Short task: Omit all images. Transcribe the rest of the material below exactly.

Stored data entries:
## BEGIN

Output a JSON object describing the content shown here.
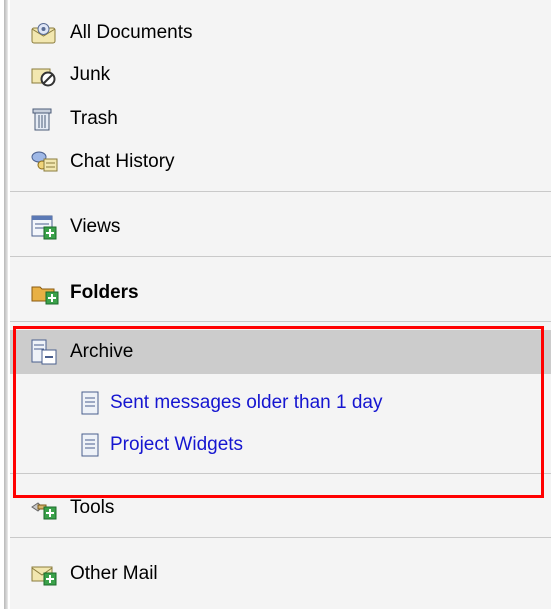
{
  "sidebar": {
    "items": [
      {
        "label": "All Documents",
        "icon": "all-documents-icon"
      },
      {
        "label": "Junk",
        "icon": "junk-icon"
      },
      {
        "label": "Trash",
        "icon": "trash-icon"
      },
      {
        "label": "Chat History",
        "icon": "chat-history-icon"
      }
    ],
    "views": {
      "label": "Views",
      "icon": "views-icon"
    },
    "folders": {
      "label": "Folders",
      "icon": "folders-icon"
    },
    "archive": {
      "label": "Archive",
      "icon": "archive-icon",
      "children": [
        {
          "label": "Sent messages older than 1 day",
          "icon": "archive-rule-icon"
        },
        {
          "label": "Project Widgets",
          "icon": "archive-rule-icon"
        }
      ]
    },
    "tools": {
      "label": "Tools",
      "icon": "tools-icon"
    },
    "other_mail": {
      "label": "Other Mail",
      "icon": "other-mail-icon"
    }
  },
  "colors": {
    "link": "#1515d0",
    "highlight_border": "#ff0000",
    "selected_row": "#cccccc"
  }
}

## END

Task output:
Output a JSON object describing the content shown here.
{
  "sidebar": {
    "items": [
      {
        "label": "All Documents",
        "icon": "all-documents-icon"
      },
      {
        "label": "Junk",
        "icon": "junk-icon"
      },
      {
        "label": "Trash",
        "icon": "trash-icon"
      },
      {
        "label": "Chat History",
        "icon": "chat-history-icon"
      }
    ],
    "views": {
      "label": "Views",
      "icon": "views-icon"
    },
    "folders": {
      "label": "Folders",
      "icon": "folders-icon"
    },
    "archive": {
      "label": "Archive",
      "icon": "archive-icon",
      "children": [
        {
          "label": "Sent messages older than 1 day",
          "icon": "archive-rule-icon"
        },
        {
          "label": "Project Widgets",
          "icon": "archive-rule-icon"
        }
      ]
    },
    "tools": {
      "label": "Tools",
      "icon": "tools-icon"
    },
    "other_mail": {
      "label": "Other Mail",
      "icon": "other-mail-icon"
    }
  },
  "colors": {
    "link": "#1515d0",
    "highlight_border": "#ff0000",
    "selected_row": "#cccccc"
  }
}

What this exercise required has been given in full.